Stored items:
##############################

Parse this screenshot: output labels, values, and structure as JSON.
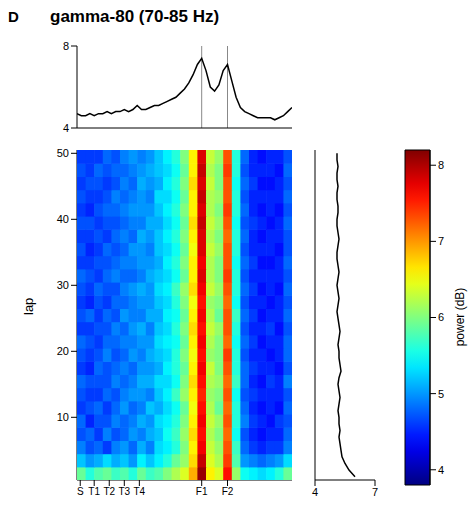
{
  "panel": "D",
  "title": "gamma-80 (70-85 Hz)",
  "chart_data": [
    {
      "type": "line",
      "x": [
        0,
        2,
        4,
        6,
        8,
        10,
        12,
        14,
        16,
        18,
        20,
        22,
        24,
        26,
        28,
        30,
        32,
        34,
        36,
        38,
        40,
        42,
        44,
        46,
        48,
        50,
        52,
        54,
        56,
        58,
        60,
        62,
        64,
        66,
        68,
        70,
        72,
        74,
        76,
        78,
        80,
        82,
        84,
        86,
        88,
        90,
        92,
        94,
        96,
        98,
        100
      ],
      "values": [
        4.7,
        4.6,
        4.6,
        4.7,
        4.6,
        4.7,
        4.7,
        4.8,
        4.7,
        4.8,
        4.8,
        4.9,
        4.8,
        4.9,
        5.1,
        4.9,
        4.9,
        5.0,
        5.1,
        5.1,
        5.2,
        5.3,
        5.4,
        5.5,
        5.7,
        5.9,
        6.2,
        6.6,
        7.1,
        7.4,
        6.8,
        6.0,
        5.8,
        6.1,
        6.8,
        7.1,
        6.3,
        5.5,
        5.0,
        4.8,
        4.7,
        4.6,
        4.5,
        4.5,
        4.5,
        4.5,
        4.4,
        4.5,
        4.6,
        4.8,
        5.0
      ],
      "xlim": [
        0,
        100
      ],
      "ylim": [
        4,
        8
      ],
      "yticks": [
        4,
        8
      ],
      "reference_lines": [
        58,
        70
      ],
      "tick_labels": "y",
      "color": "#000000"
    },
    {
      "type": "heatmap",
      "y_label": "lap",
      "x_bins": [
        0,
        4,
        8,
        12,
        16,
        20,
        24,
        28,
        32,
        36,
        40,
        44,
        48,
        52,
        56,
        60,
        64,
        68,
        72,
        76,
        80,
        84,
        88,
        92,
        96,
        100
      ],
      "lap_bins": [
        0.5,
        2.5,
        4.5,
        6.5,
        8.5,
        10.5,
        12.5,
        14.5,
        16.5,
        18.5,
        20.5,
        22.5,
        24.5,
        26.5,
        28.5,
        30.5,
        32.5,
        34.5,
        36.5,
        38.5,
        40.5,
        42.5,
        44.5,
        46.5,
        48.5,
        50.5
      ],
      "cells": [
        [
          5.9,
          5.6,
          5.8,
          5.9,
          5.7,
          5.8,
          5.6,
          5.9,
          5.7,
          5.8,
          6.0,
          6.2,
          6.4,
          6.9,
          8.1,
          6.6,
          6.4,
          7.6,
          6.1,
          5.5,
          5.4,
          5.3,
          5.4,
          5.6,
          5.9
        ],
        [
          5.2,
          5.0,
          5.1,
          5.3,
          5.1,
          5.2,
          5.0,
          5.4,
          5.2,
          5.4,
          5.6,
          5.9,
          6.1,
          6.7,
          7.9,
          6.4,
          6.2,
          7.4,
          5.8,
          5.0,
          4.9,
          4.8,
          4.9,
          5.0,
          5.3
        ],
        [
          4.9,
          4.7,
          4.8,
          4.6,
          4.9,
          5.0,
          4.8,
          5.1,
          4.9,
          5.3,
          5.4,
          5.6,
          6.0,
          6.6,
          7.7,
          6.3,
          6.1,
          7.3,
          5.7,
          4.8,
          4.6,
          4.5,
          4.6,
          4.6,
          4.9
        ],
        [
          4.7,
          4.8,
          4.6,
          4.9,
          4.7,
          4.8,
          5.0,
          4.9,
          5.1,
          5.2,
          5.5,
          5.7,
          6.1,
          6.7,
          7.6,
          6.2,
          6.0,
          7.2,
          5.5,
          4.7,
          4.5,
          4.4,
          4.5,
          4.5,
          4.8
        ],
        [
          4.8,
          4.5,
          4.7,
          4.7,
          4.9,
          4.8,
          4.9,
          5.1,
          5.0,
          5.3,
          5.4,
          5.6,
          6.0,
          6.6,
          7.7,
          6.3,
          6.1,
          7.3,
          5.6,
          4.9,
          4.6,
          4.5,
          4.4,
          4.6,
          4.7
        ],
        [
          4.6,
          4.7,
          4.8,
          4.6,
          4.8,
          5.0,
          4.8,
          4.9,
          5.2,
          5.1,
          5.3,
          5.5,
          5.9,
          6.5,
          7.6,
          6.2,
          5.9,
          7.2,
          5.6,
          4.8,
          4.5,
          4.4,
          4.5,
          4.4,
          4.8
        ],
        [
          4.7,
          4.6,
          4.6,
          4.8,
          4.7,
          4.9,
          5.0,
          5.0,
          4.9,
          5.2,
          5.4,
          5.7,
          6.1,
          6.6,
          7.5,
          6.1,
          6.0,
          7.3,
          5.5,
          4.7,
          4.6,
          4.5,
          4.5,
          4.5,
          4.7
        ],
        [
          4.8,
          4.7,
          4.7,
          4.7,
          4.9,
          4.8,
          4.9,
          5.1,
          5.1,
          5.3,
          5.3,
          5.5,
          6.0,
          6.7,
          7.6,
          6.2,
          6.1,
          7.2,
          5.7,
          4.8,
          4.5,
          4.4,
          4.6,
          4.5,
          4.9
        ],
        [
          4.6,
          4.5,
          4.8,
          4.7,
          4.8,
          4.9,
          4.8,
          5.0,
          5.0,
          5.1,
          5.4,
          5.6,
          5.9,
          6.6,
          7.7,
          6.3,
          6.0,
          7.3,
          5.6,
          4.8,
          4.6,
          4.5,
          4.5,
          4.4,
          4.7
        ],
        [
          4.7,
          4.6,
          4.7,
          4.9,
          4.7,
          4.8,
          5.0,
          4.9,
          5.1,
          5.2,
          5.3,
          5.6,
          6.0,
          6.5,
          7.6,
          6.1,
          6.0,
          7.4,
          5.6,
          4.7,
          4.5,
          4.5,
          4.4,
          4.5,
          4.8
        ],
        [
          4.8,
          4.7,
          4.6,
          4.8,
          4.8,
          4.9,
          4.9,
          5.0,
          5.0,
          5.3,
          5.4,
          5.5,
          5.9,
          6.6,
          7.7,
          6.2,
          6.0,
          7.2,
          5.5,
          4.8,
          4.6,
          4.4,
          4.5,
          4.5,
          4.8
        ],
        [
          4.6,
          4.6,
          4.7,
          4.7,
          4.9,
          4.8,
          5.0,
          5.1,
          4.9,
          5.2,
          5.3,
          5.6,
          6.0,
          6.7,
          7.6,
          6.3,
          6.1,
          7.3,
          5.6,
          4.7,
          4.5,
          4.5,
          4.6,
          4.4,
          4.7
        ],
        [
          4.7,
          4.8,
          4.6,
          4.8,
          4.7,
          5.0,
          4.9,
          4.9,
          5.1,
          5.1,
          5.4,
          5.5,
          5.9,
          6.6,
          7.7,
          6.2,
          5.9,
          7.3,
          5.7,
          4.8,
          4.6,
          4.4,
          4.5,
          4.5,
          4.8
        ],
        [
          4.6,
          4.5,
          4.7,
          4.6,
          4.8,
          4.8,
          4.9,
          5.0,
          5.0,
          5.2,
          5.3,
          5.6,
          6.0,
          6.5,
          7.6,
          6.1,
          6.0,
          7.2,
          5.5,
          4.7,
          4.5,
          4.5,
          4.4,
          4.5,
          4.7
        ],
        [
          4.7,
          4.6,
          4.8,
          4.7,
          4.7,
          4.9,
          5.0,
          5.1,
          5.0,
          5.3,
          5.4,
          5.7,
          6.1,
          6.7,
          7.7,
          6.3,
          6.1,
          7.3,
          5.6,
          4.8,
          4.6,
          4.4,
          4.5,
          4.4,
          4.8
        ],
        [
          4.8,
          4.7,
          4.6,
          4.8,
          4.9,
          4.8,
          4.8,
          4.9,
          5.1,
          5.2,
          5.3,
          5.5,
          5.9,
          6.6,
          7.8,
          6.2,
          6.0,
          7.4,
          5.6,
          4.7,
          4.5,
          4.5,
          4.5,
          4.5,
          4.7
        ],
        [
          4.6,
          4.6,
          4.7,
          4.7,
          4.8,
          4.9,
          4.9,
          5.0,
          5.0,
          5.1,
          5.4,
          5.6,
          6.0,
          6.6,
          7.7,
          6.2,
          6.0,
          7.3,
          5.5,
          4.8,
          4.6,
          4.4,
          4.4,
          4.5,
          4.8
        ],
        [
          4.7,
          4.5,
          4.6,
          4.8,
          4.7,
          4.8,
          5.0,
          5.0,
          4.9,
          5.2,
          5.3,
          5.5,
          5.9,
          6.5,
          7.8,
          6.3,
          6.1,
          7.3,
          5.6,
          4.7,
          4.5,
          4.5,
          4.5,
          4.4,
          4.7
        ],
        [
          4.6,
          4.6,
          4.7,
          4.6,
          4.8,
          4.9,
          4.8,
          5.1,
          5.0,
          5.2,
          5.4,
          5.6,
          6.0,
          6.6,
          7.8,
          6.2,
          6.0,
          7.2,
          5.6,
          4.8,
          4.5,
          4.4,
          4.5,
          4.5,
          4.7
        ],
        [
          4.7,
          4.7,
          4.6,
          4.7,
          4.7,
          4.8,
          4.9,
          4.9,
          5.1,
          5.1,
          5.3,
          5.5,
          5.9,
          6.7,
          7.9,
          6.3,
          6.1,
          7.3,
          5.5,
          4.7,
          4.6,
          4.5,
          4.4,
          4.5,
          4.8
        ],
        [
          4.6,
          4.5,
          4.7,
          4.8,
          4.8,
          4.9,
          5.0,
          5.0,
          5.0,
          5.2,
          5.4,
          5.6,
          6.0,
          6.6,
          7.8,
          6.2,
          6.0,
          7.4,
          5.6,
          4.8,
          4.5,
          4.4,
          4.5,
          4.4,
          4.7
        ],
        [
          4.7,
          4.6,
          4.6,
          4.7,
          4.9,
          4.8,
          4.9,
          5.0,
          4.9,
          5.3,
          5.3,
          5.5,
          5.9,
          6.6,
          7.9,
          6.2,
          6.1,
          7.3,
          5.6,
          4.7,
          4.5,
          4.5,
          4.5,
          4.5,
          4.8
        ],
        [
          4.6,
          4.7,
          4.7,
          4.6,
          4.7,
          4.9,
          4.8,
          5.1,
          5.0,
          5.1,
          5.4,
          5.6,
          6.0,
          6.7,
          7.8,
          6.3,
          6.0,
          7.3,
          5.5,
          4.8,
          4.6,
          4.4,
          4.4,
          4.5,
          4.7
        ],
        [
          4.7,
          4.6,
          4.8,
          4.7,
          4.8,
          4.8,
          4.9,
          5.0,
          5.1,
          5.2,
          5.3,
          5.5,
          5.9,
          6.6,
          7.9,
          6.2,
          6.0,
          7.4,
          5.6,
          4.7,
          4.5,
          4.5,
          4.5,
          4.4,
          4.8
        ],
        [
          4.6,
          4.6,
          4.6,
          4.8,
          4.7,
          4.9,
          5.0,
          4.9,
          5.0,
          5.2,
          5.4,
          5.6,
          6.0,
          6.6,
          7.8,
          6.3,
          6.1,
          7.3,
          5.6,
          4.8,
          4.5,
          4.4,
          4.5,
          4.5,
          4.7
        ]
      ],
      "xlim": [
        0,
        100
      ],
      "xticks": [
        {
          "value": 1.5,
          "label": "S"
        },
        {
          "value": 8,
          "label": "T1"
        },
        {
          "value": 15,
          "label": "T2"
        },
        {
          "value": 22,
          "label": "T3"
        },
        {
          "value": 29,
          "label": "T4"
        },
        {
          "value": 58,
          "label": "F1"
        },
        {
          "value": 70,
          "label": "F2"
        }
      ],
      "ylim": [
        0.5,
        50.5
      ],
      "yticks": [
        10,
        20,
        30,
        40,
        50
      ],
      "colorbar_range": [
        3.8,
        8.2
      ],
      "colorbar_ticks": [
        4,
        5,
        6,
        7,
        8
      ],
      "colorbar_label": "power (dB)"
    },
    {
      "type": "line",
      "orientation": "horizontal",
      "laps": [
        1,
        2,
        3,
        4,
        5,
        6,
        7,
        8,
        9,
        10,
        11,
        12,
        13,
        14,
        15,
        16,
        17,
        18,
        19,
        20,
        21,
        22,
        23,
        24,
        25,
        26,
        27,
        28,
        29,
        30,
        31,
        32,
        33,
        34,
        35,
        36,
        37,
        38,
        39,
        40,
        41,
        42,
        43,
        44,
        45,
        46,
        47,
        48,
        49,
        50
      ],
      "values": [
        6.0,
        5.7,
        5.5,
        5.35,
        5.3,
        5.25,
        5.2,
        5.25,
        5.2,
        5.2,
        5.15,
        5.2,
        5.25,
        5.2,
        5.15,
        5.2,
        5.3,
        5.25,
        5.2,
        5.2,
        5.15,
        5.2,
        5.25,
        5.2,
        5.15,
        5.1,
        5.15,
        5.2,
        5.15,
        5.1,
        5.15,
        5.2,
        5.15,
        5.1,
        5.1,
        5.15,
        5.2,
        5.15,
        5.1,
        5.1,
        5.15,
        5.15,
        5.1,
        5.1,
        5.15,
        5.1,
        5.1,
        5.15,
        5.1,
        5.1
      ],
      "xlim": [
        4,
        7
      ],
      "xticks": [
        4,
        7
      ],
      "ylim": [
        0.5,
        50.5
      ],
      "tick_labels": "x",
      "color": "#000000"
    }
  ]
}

##############################

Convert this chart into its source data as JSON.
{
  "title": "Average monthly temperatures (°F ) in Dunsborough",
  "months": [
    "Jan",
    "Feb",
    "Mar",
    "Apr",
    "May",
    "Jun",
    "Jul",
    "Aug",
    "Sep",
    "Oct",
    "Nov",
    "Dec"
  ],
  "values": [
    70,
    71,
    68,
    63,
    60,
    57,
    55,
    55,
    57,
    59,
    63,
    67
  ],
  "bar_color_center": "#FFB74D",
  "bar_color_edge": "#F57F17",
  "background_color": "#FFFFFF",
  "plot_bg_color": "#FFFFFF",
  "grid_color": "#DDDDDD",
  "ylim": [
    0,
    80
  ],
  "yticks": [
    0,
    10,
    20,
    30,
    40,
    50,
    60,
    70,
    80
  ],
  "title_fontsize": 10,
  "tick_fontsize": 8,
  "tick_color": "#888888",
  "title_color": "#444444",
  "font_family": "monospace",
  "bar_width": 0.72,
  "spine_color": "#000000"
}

##############################

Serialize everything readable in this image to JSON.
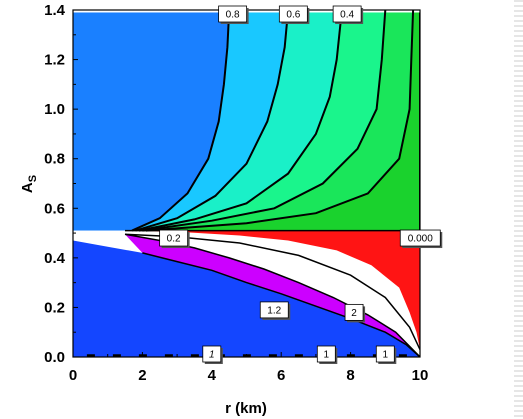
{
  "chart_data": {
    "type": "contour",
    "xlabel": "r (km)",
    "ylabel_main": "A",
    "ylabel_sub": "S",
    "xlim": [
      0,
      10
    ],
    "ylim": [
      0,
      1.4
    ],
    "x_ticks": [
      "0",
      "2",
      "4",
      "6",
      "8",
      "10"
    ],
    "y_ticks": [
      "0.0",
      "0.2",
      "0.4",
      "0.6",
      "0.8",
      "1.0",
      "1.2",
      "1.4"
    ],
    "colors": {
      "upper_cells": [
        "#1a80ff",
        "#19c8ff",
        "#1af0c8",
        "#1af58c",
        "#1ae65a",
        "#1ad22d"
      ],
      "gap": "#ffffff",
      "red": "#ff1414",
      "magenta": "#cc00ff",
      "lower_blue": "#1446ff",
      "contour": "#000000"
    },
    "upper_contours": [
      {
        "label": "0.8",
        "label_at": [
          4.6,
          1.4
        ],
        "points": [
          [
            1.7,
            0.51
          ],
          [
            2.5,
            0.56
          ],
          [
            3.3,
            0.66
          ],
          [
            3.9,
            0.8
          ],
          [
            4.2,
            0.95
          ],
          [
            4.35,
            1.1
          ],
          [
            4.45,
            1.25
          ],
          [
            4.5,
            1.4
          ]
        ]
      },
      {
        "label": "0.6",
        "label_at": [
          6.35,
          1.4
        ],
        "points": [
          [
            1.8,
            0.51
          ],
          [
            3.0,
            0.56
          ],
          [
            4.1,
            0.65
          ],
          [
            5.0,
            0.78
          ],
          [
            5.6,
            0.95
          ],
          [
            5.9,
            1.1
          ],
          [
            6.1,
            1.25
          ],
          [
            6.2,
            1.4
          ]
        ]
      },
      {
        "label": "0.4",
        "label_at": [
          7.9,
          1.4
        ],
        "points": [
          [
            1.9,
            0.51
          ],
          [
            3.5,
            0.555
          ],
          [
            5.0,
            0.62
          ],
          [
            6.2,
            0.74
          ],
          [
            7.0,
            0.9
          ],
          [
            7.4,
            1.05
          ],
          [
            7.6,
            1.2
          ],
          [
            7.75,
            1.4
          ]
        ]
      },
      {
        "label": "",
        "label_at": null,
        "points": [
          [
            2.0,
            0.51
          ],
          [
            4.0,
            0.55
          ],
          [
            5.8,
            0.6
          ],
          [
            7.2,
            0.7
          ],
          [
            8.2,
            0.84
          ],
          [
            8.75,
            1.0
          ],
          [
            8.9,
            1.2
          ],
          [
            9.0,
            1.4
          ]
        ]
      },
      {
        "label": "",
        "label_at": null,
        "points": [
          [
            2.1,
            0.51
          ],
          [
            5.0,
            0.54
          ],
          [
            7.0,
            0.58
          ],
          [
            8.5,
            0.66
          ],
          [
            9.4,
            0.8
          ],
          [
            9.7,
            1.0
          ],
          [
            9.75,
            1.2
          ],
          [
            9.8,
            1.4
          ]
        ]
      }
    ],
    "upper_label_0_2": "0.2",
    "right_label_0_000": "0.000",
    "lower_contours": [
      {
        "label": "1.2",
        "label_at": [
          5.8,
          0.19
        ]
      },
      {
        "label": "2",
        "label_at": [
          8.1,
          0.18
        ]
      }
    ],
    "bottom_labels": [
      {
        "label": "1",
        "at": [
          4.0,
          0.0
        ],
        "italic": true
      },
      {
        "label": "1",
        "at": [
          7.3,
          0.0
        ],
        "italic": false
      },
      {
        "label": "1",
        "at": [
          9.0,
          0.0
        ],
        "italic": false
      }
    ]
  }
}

##############################

## [Exercise prompt]
List all lines above in which the string "type" appears.

## [Output for this exercise]
      "type": "line",
      "type": "heatmap",
      "type": "line",
    "type": "contour",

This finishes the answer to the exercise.